• **What the exercise asks**
Write out, character for character, the line containing "What does this" and all lines after it up to the end of the listing.

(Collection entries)

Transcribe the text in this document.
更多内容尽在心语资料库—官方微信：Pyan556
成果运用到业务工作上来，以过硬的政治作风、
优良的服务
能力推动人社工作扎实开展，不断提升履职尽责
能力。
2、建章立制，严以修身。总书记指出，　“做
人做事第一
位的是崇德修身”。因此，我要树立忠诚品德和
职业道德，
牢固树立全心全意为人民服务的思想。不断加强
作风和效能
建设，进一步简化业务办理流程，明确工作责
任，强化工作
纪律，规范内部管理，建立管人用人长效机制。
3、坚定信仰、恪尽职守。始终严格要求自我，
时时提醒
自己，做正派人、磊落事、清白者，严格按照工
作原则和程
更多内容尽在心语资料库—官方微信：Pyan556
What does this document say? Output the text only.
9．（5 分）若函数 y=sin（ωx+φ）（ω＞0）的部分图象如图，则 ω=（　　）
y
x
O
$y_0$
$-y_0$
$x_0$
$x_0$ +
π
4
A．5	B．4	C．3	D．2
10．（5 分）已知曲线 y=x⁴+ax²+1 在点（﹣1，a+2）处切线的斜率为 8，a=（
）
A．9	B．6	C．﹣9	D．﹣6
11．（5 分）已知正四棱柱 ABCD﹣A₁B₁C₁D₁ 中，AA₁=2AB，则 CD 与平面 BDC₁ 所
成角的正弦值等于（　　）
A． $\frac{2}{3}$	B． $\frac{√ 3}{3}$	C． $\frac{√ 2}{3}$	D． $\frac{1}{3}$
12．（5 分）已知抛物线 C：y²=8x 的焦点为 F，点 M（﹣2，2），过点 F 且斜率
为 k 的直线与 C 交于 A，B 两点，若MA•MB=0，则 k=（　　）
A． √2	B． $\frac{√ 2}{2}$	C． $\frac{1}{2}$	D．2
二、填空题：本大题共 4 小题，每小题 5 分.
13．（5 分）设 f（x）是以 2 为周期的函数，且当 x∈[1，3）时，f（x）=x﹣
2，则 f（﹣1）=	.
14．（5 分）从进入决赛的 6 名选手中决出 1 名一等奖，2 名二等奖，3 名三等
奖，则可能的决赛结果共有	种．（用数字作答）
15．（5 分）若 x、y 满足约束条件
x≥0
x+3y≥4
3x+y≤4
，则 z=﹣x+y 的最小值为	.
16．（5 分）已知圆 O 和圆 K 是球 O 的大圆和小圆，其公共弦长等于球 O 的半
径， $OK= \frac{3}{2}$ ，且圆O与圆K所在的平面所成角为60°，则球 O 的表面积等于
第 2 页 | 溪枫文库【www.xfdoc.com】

• **Correct answer**
What does this document say? Output the text only.
9．（5 分）若函数 y=sin（ωx+φ）（ω＞0）的部分图象如图，则 ω=（　　）
y
x
O
$y_0$
$-y_0$
$x_0$
$x_0$ +
π
4
A．5	B．4	C．3	D．2
10．（5 分）已知曲线 y=x⁴+ax²+1 在点（﹣1，a+2）处切线的斜率为 8，a=（
）
A．9	B．6	C．﹣9	D．﹣6
11．（5 分）已知正四棱柱 ABCD﹣A₁B₁C₁D₁ 中，AA₁=2AB，则 CD 与平面 BDC₁ 所
成角的正弦值等于（　　）
A． $\frac{2}{3}$	B． $\frac{√ 3}{3}$	C． $\frac{√ 2}{3}$	D． $\frac{1}{3}$
12．（5 分）已知抛物线 C：y²=8x 的焦点为 F，点 M（﹣2，2），过点 F 且斜率
为 k 的直线与 C 交于 A，B 两点，若MA•MB=0，则 k=（　　）
A． √2	B． $\frac{√ 2}{2}$	C． $\frac{1}{2}$	D．2
二、填空题：本大题共 4 小题，每小题 5 分.
13．（5 分）设 f（x）是以 2 为周期的函数，且当 x∈[1，3）时，f（x）=x﹣
2，则 f（﹣1）=	.
14．（5 分）从进入决赛的 6 名选手中决出 1 名一等奖，2 名二等奖，3 名三等
奖，则可能的决赛结果共有	种．（用数字作答）
15．（5 分）若 x、y 满足约束条件
x≥0
x+3y≥4
3x+y≤4
，则 z=﹣x+y 的最小值为	.
16．（5 分）已知圆 O 和圆 K 是球 O 的大圆和小圆，其公共弦长等于球 O 的半
径， $OK= \frac{3}{2}$ ，且圆O与圆K所在的平面所成角为60°，则球 O 的表面积等于
第 2 页 | 溪枫文库【www.xfdoc.com】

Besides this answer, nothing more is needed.